___ Material to process

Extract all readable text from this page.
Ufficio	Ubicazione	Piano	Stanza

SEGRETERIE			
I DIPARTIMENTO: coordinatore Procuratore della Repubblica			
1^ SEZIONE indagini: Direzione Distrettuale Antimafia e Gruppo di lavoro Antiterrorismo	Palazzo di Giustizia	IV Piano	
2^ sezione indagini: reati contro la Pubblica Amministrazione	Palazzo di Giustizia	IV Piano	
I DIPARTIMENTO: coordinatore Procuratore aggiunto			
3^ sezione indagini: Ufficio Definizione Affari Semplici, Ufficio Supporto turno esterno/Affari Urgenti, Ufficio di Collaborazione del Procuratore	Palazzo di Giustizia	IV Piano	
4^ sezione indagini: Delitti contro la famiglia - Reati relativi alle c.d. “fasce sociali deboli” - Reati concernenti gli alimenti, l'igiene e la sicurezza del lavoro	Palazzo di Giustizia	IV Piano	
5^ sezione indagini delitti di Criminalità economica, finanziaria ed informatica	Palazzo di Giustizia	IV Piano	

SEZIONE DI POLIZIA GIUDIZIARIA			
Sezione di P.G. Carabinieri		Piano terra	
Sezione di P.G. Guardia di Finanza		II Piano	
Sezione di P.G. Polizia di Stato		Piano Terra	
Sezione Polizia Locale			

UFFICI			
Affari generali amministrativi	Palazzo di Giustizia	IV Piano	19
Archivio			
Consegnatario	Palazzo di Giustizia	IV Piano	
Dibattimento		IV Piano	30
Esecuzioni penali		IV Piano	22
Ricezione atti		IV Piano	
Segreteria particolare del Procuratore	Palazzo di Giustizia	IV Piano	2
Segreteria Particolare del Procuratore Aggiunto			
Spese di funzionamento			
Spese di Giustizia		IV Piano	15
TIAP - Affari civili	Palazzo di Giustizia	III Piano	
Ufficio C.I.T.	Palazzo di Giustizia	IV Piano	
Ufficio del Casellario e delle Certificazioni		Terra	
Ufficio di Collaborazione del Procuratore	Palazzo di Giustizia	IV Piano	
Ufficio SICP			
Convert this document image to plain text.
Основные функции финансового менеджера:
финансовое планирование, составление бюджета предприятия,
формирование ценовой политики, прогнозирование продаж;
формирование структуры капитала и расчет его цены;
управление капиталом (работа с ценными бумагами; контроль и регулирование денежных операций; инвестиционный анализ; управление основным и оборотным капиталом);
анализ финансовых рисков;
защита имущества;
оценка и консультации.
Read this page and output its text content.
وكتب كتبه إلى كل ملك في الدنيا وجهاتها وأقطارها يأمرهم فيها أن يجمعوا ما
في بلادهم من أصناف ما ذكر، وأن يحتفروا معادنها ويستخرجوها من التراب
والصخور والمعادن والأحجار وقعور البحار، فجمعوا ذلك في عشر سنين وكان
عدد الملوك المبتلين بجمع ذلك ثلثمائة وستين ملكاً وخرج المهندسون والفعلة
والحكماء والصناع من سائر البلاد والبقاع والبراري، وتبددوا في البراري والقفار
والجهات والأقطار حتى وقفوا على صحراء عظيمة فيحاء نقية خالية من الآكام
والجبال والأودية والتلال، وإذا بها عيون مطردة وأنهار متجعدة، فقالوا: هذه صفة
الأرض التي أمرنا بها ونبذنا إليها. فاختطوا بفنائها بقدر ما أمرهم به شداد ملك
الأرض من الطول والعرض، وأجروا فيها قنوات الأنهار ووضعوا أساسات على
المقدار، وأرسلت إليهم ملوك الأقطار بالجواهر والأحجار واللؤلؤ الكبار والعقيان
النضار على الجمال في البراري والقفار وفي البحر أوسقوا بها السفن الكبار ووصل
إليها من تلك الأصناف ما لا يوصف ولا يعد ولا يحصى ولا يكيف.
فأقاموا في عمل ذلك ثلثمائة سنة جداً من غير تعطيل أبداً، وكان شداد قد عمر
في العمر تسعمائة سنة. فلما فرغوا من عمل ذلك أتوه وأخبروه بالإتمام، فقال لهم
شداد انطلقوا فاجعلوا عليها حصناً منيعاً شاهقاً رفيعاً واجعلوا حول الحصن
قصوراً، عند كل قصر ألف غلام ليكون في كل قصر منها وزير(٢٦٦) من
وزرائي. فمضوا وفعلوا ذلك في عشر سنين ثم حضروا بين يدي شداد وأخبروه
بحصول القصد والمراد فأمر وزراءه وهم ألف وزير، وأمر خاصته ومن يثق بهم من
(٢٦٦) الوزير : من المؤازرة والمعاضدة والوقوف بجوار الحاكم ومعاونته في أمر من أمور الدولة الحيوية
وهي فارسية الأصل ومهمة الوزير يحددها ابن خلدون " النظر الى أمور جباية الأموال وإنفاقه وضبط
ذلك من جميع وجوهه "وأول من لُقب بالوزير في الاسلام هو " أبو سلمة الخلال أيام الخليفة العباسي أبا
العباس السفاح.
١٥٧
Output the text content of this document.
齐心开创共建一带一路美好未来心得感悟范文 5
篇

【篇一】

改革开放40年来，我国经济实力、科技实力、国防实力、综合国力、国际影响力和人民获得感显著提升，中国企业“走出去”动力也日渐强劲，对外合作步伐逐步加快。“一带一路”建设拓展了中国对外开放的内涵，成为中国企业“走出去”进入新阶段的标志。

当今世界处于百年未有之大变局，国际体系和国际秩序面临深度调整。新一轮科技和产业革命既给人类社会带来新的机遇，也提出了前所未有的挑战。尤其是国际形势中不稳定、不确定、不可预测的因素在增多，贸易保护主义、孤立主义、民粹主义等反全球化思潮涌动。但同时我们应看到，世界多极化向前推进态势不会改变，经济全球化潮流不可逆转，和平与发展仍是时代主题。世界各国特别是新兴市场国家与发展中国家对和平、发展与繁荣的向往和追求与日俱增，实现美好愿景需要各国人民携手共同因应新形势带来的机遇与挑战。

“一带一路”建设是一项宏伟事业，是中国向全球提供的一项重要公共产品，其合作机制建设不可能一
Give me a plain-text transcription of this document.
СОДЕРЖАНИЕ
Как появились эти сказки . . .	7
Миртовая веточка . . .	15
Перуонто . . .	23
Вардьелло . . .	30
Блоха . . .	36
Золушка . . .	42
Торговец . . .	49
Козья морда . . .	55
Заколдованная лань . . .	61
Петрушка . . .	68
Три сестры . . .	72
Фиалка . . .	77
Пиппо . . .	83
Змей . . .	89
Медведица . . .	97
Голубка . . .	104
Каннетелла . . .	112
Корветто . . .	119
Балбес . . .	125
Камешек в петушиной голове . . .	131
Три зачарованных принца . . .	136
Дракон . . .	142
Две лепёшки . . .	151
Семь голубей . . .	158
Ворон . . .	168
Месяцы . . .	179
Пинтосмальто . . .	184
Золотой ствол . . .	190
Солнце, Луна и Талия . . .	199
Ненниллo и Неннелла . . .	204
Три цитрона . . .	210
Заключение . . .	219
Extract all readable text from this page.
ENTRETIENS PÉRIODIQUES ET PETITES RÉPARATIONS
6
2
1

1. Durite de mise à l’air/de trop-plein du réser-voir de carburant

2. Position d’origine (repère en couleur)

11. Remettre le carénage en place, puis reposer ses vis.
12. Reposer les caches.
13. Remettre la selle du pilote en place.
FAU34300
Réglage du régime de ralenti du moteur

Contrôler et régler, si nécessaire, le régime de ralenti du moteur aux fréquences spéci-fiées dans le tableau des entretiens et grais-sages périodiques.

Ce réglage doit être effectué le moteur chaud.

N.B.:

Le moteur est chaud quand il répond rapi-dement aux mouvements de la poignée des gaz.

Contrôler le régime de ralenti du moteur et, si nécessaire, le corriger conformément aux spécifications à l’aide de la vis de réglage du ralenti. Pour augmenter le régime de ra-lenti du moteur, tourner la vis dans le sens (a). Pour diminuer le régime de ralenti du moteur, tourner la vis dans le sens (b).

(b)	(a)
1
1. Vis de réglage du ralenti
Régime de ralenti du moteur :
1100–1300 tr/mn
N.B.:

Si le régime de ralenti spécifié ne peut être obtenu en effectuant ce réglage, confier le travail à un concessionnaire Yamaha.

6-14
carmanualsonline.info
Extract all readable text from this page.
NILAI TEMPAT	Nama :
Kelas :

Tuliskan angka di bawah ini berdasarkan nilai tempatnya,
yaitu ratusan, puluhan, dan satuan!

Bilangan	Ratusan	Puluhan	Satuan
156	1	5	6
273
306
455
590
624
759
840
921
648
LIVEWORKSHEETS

______

→ **What to work on**: Go through the data above and find the lines with the word "формирование". Copy each of those lines.

→ **Task output**:
формирование ценовой политики, прогнозирование продаж;
формирование структуры капитала и расчет его цены;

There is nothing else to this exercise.